Supplied records:
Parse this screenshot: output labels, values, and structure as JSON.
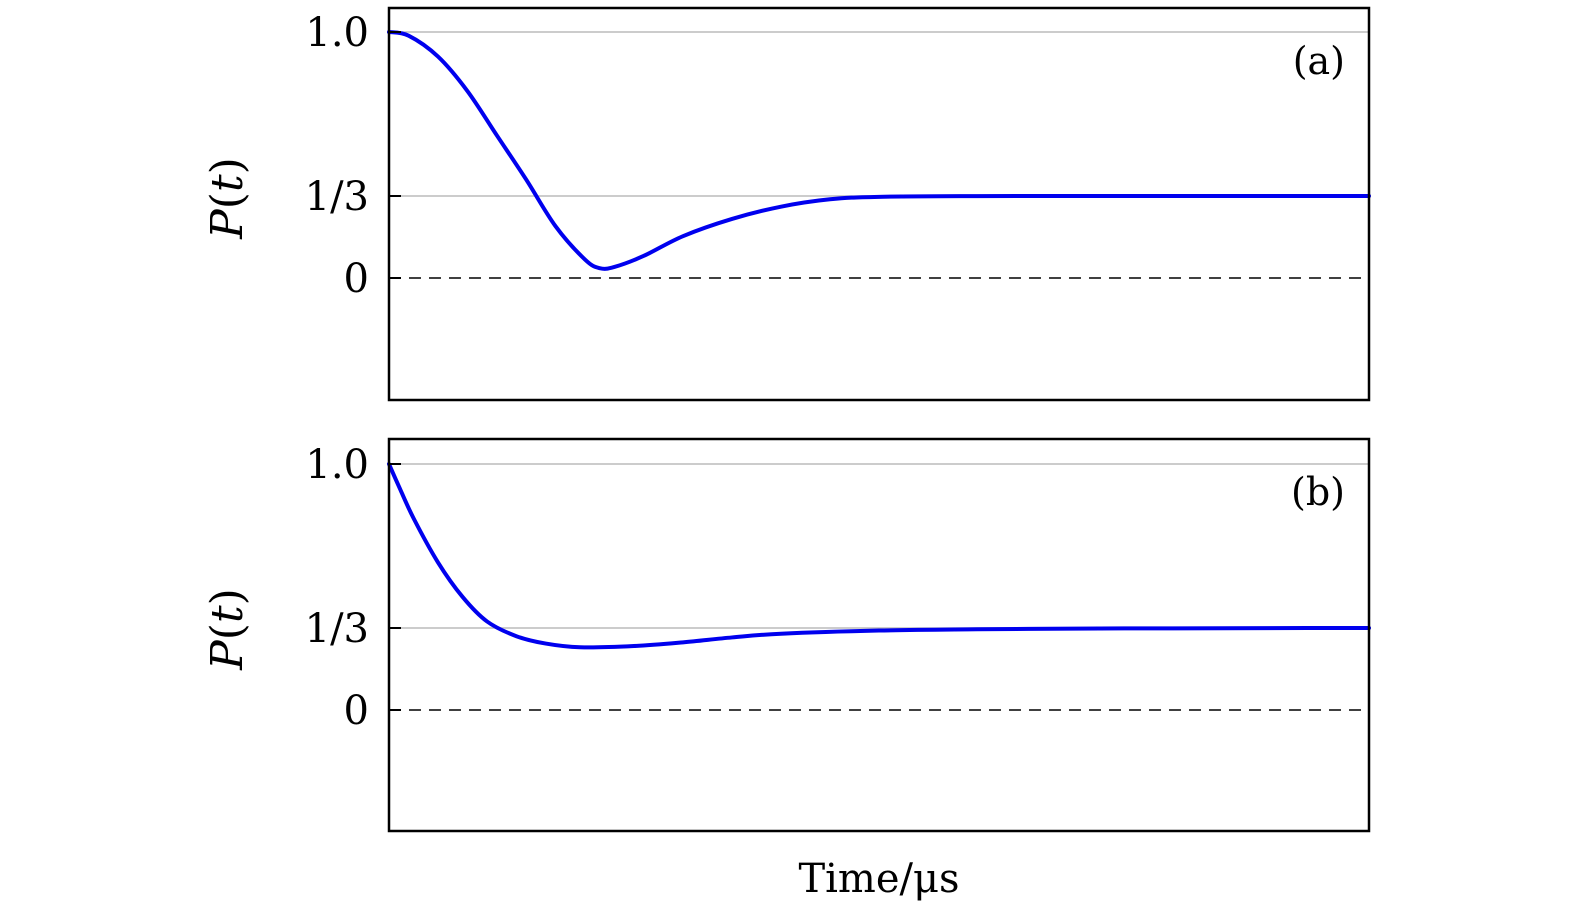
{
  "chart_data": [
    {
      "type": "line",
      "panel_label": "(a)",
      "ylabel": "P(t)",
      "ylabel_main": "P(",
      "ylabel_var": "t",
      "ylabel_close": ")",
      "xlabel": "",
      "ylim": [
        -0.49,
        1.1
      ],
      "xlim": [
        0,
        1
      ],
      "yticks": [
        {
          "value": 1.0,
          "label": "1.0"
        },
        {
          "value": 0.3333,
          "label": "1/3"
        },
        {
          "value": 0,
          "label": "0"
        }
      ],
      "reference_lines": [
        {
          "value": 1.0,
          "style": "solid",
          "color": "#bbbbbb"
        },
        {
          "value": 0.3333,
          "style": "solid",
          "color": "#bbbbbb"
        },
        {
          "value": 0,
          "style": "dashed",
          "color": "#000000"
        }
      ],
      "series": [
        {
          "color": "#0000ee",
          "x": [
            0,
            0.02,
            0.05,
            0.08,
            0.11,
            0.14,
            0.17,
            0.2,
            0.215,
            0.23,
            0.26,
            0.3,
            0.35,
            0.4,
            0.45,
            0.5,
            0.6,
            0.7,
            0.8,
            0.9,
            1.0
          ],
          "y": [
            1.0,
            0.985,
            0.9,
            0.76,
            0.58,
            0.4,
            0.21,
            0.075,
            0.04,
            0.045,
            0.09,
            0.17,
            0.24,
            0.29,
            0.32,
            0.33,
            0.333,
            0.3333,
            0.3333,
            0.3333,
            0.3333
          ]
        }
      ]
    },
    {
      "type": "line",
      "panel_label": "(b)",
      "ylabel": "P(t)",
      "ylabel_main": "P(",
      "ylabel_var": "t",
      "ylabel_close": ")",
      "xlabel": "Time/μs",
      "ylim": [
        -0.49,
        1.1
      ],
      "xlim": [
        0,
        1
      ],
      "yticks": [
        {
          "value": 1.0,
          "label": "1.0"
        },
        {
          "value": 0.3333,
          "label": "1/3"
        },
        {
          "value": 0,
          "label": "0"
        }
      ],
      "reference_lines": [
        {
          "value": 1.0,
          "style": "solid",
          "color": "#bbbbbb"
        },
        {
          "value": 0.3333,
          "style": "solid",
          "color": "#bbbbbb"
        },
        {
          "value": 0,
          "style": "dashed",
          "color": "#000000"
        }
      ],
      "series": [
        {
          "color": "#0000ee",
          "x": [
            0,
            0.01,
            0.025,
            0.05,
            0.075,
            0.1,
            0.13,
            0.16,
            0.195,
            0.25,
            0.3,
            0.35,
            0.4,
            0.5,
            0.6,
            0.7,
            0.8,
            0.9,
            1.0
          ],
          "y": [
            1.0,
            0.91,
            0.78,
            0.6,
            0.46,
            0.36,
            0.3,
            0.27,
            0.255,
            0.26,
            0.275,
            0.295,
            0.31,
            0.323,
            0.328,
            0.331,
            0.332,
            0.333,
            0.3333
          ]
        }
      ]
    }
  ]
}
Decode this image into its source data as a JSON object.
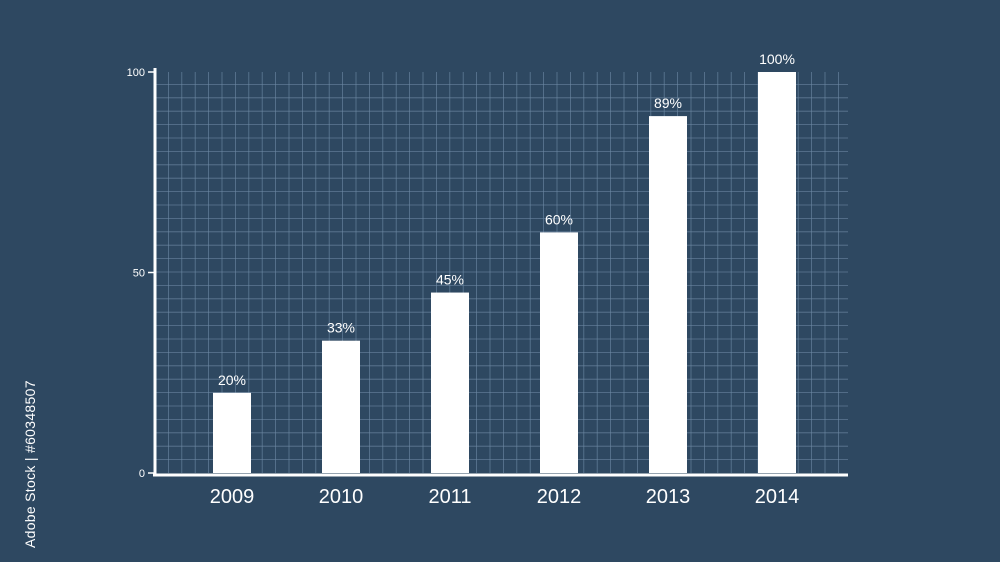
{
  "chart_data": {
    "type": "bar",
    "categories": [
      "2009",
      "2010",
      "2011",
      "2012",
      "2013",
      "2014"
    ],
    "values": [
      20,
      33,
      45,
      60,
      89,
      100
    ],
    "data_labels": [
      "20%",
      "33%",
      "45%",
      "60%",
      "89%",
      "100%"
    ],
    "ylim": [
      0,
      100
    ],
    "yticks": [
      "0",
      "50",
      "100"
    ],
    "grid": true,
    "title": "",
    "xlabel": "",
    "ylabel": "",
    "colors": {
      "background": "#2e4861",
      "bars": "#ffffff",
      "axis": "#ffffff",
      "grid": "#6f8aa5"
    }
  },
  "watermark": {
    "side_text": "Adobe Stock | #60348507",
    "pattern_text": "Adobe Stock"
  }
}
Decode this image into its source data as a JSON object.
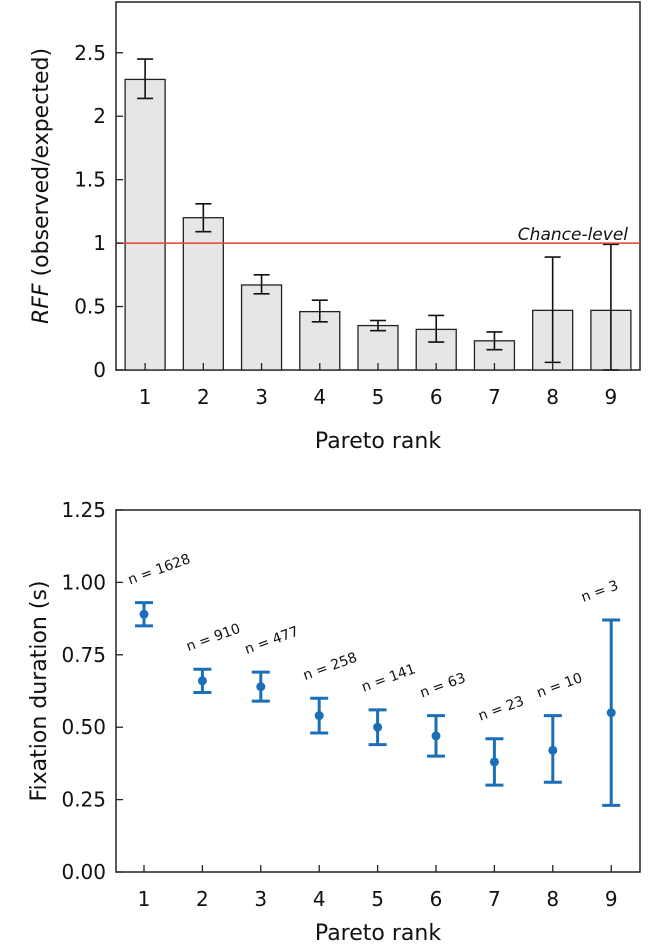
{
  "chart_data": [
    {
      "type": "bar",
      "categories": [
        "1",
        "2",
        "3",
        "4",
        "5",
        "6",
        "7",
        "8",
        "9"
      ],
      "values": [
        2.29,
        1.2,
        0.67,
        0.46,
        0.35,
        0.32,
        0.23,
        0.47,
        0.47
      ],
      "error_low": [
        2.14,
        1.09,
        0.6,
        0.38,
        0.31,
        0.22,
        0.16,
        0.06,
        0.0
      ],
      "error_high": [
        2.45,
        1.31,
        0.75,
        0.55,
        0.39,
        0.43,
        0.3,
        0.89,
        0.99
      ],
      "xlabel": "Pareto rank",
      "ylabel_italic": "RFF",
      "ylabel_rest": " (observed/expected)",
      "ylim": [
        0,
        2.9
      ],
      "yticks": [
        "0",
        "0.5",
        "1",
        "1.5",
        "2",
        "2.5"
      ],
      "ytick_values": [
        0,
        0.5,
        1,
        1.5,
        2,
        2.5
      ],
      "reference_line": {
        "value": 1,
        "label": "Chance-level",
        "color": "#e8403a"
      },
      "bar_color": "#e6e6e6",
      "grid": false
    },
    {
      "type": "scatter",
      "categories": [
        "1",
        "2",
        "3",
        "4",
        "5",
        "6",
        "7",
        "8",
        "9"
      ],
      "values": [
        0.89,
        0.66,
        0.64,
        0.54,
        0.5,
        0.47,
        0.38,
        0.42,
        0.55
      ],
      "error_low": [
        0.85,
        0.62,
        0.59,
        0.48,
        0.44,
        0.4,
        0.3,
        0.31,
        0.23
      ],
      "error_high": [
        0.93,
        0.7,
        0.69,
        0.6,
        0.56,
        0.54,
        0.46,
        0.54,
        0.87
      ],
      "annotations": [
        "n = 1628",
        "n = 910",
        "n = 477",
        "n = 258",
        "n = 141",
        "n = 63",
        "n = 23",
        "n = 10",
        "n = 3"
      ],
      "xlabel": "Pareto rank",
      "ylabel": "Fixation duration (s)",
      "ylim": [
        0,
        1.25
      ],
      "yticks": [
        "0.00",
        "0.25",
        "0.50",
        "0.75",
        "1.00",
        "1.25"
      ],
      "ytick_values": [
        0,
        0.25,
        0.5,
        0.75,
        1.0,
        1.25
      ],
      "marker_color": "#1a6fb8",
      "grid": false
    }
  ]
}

Work to do: Repeat the material above verbatim. Leave the pictures behind.

Worked solution:
Parse this screenshot: output labels, values, and structure as JSON.
{
  "chart_data": [
    {
      "type": "line",
      "panel_label": "(a)",
      "ylabel": "P(t)",
      "ylabel_main": "P(",
      "ylabel_var": "t",
      "ylabel_close": ")",
      "xlabel": "",
      "ylim": [
        -0.49,
        1.1
      ],
      "xlim": [
        0,
        1
      ],
      "yticks": [
        {
          "value": 1.0,
          "label": "1.0"
        },
        {
          "value": 0.3333,
          "label": "1/3"
        },
        {
          "value": 0,
          "label": "0"
        }
      ],
      "reference_lines": [
        {
          "value": 1.0,
          "style": "solid",
          "color": "#bbbbbb"
        },
        {
          "value": 0.3333,
          "style": "solid",
          "color": "#bbbbbb"
        },
        {
          "value": 0,
          "style": "dashed",
          "color": "#000000"
        }
      ],
      "series": [
        {
          "color": "#0000ee",
          "x": [
            0,
            0.02,
            0.05,
            0.08,
            0.11,
            0.14,
            0.17,
            0.2,
            0.215,
            0.23,
            0.26,
            0.3,
            0.35,
            0.4,
            0.45,
            0.5,
            0.6,
            0.7,
            0.8,
            0.9,
            1.0
          ],
          "y": [
            1.0,
            0.985,
            0.9,
            0.76,
            0.58,
            0.4,
            0.21,
            0.075,
            0.04,
            0.045,
            0.09,
            0.17,
            0.24,
            0.29,
            0.32,
            0.33,
            0.333,
            0.3333,
            0.3333,
            0.3333,
            0.3333
          ]
        }
      ]
    },
    {
      "type": "line",
      "panel_label": "(b)",
      "ylabel": "P(t)",
      "ylabel_main": "P(",
      "ylabel_var": "t",
      "ylabel_close": ")",
      "xlabel": "Time/μs",
      "ylim": [
        -0.49,
        1.1
      ],
      "xlim": [
        0,
        1
      ],
      "yticks": [
        {
          "value": 1.0,
          "label": "1.0"
        },
        {
          "value": 0.3333,
          "label": "1/3"
        },
        {
          "value": 0,
          "label": "0"
        }
      ],
      "reference_lines": [
        {
          "value": 1.0,
          "style": "solid",
          "color": "#bbbbbb"
        },
        {
          "value": 0.3333,
          "style": "solid",
          "color": "#bbbbbb"
        },
        {
          "value": 0,
          "style": "dashed",
          "color": "#000000"
        }
      ],
      "series": [
        {
          "color": "#0000ee",
          "x": [
            0,
            0.01,
            0.025,
            0.05,
            0.075,
            0.1,
            0.13,
            0.16,
            0.195,
            0.25,
            0.3,
            0.35,
            0.4,
            0.5,
            0.6,
            0.7,
            0.8,
            0.9,
            1.0
          ],
          "y": [
            1.0,
            0.91,
            0.78,
            0.6,
            0.46,
            0.36,
            0.3,
            0.27,
            0.255,
            0.26,
            0.275,
            0.295,
            0.31,
            0.323,
            0.328,
            0.331,
            0.332,
            0.333,
            0.3333
          ]
        }
      ]
    }
  ]
}
Decode this image into its source data as a JSON object.
{
  "chart_data": {
    "type": "bar",
    "categories": [
      "2009",
      "2010",
      "2011",
      "2012",
      "2013",
      "2014"
    ],
    "values": [
      20,
      33,
      45,
      60,
      89,
      100
    ],
    "data_labels": [
      "20%",
      "33%",
      "45%",
      "60%",
      "89%",
      "100%"
    ],
    "ylim": [
      0,
      100
    ],
    "yticks": [
      "0",
      "50",
      "100"
    ],
    "grid": true,
    "title": "",
    "xlabel": "",
    "ylabel": "",
    "colors": {
      "background": "#2e4861",
      "bars": "#ffffff",
      "axis": "#ffffff",
      "grid": "#6f8aa5"
    }
  },
  "watermark": {
    "side_text": "Adobe Stock | #60348507",
    "pattern_text": "Adobe Stock"
  }
}
Decode this image into its source data as a JSON object.
{
  "chart_data": [
    {
      "type": "bar",
      "categories": [
        "1",
        "2",
        "3",
        "4",
        "5",
        "6",
        "7",
        "8",
        "9"
      ],
      "values": [
        2.29,
        1.2,
        0.67,
        0.46,
        0.35,
        0.32,
        0.23,
        0.47,
        0.47
      ],
      "error_low": [
        2.14,
        1.09,
        0.6,
        0.38,
        0.31,
        0.22,
        0.16,
        0.06,
        0.0
      ],
      "error_high": [
        2.45,
        1.31,
        0.75,
        0.55,
        0.39,
        0.43,
        0.3,
        0.89,
        0.99
      ],
      "xlabel": "Pareto rank",
      "ylabel_italic": "RFF",
      "ylabel_rest": " (observed/expected)",
      "ylim": [
        0,
        2.9
      ],
      "yticks": [
        "0",
        "0.5",
        "1",
        "1.5",
        "2",
        "2.5"
      ],
      "ytick_values": [
        0,
        0.5,
        1,
        1.5,
        2,
        2.5
      ],
      "reference_line": {
        "value": 1,
        "label": "Chance-level",
        "color": "#e8403a"
      },
      "bar_color": "#e6e6e6",
      "grid": false
    },
    {
      "type": "scatter",
      "categories": [
        "1",
        "2",
        "3",
        "4",
        "5",
        "6",
        "7",
        "8",
        "9"
      ],
      "values": [
        0.89,
        0.66,
        0.64,
        0.54,
        0.5,
        0.47,
        0.38,
        0.42,
        0.55
      ],
      "error_low": [
        0.85,
        0.62,
        0.59,
        0.48,
        0.44,
        0.4,
        0.3,
        0.31,
        0.23
      ],
      "error_high": [
        0.93,
        0.7,
        0.69,
        0.6,
        0.56,
        0.54,
        0.46,
        0.54,
        0.87
      ],
      "annotations": [
        "n = 1628",
        "n = 910",
        "n = 477",
        "n = 258",
        "n = 141",
        "n = 63",
        "n = 23",
        "n = 10",
        "n = 3"
      ],
      "xlabel": "Pareto rank",
      "ylabel": "Fixation duration (s)",
      "ylim": [
        0,
        1.25
      ],
      "yticks": [
        "0.00",
        "0.25",
        "0.50",
        "0.75",
        "1.00",
        "1.25"
      ],
      "ytick_values": [
        0,
        0.25,
        0.5,
        0.75,
        1.0,
        1.25
      ],
      "marker_color": "#1a6fb8",
      "grid": false
    }
  ]
}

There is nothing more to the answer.